╭─ Data for this exercise

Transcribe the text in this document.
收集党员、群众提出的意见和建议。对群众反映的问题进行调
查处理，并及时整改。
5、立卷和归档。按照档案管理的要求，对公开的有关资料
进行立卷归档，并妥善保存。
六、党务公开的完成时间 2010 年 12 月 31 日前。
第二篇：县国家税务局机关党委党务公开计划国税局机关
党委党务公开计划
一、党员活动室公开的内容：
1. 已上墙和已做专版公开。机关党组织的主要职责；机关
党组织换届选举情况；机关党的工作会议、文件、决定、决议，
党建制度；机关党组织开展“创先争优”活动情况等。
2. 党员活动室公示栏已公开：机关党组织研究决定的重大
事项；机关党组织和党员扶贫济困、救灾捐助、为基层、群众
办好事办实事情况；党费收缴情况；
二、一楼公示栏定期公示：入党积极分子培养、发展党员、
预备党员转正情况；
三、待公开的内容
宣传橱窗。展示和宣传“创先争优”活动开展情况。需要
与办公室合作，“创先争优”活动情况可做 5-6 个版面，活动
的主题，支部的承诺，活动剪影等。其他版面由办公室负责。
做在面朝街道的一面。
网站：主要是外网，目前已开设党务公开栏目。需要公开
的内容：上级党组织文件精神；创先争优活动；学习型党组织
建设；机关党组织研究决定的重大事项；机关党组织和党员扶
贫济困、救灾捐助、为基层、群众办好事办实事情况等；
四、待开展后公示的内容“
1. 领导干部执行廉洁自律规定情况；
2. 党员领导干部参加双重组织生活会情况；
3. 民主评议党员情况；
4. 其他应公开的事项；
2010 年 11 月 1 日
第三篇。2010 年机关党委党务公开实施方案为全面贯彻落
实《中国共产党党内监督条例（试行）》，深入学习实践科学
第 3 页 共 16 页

╰─

— Given exercise —
Go through the listing above and return every line where the word "救灾捐助" occurs.

— The completed task —
事项；机关党组织和党员扶贫济困、救灾捐助、为基层、群众
贫济困、救灾捐助、为基层、群众办好事办实事情况等；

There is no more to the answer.